## WHAT YOU HAVE TO DO
Copy every line from the data below in which the string "Debt" can be found.

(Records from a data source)
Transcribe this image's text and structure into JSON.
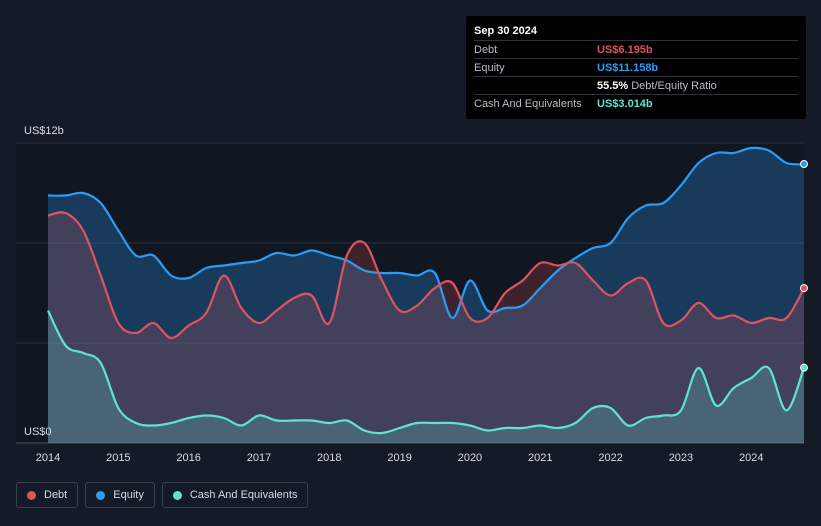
{
  "tooltip": {
    "date": "Sep 30 2024",
    "rows": [
      {
        "label": "Debt",
        "value": "US$6.195b",
        "color": "#e05260"
      },
      {
        "label": "Equity",
        "value": "US$11.158b",
        "color": "#2b9bf4"
      },
      {
        "label": "",
        "value": "55.5%",
        "suffix": "Debt/Equity Ratio",
        "color": "#ffffff"
      },
      {
        "label": "Cash And Equivalents",
        "value": "US$3.014b",
        "color": "#5ee3cf"
      }
    ]
  },
  "legend": [
    {
      "label": "Debt",
      "color": "#e05260"
    },
    {
      "label": "Equity",
      "color": "#2b9bf4"
    },
    {
      "label": "Cash And Equivalents",
      "color": "#5ee3cf"
    }
  ],
  "chart_data": {
    "type": "area",
    "y_axis_labels": [
      "US$12b",
      "US$0"
    ],
    "ylim": [
      0,
      12
    ],
    "xlim": [
      2014,
      2024.75
    ],
    "x_ticks": [
      "2014",
      "2015",
      "2016",
      "2017",
      "2018",
      "2019",
      "2020",
      "2021",
      "2022",
      "2023",
      "2024"
    ],
    "grid": true,
    "series": [
      {
        "name": "Equity",
        "color": "#2b9bf4",
        "x": [
          2014,
          2014.25,
          2014.5,
          2014.75,
          2015,
          2015.25,
          2015.5,
          2015.75,
          2016,
          2016.25,
          2016.5,
          2016.75,
          2017,
          2017.25,
          2017.5,
          2017.75,
          2018,
          2018.25,
          2018.5,
          2018.75,
          2019,
          2019.25,
          2019.5,
          2019.75,
          2020,
          2020.25,
          2020.5,
          2020.75,
          2021,
          2021.25,
          2021.5,
          2021.75,
          2022,
          2022.25,
          2022.5,
          2022.75,
          2023,
          2023.25,
          2023.5,
          2023.75,
          2024,
          2024.25,
          2024.5,
          2024.75
        ],
        "values": [
          9.9,
          9.9,
          10.0,
          9.6,
          8.5,
          7.5,
          7.5,
          6.7,
          6.6,
          7.0,
          7.1,
          7.2,
          7.3,
          7.6,
          7.5,
          7.7,
          7.5,
          7.3,
          6.9,
          6.8,
          6.8,
          6.7,
          6.8,
          5.0,
          6.5,
          5.3,
          5.4,
          5.5,
          6.2,
          6.9,
          7.4,
          7.8,
          8.0,
          9.0,
          9.5,
          9.6,
          10.3,
          11.2,
          11.6,
          11.6,
          11.8,
          11.7,
          11.2,
          11.158
        ]
      },
      {
        "name": "Debt",
        "color": "#e05260",
        "x": [
          2014,
          2014.25,
          2014.5,
          2014.75,
          2015,
          2015.25,
          2015.5,
          2015.75,
          2016,
          2016.25,
          2016.5,
          2016.75,
          2017,
          2017.25,
          2017.5,
          2017.75,
          2018,
          2018.25,
          2018.5,
          2018.75,
          2019,
          2019.25,
          2019.5,
          2019.75,
          2020,
          2020.25,
          2020.5,
          2020.75,
          2021,
          2021.25,
          2021.5,
          2021.75,
          2022,
          2022.25,
          2022.5,
          2022.75,
          2023,
          2023.25,
          2023.5,
          2023.75,
          2024,
          2024.25,
          2024.5,
          2024.75
        ],
        "values": [
          9.1,
          9.2,
          8.5,
          6.7,
          4.8,
          4.4,
          4.8,
          4.2,
          4.7,
          5.2,
          6.7,
          5.4,
          4.8,
          5.3,
          5.8,
          5.9,
          4.8,
          7.5,
          8.0,
          6.5,
          5.3,
          5.5,
          6.2,
          6.4,
          5.0,
          5.0,
          6.0,
          6.5,
          7.2,
          7.1,
          7.2,
          6.5,
          5.9,
          6.4,
          6.5,
          4.8,
          4.9,
          5.6,
          5.0,
          5.1,
          4.8,
          5.0,
          5.0,
          6.195
        ]
      },
      {
        "name": "Cash And Equivalents",
        "color": "#5ee3cf",
        "x": [
          2014,
          2014.25,
          2014.5,
          2014.75,
          2015,
          2015.25,
          2015.5,
          2015.75,
          2016,
          2016.25,
          2016.5,
          2016.75,
          2017,
          2017.25,
          2017.5,
          2017.75,
          2018,
          2018.25,
          2018.5,
          2018.75,
          2019,
          2019.25,
          2019.5,
          2019.75,
          2020,
          2020.25,
          2020.5,
          2020.75,
          2021,
          2021.25,
          2021.5,
          2021.75,
          2022,
          2022.25,
          2022.5,
          2022.75,
          2023,
          2023.25,
          2023.5,
          2023.75,
          2024,
          2024.25,
          2024.5,
          2024.75
        ],
        "values": [
          5.3,
          3.9,
          3.6,
          3.2,
          1.4,
          0.8,
          0.7,
          0.8,
          1.0,
          1.1,
          1.0,
          0.7,
          1.1,
          0.9,
          0.9,
          0.9,
          0.8,
          0.9,
          0.5,
          0.4,
          0.6,
          0.8,
          0.8,
          0.8,
          0.7,
          0.5,
          0.6,
          0.6,
          0.7,
          0.6,
          0.8,
          1.4,
          1.4,
          0.7,
          1.0,
          1.1,
          1.3,
          3.0,
          1.5,
          2.2,
          2.6,
          3.0,
          1.3,
          3.014
        ]
      }
    ]
  }
}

## RESULT
        "label": "Debt",
        "suffix": "Debt/Equity Ratio",
      "label": "Debt",
        "name": "Debt",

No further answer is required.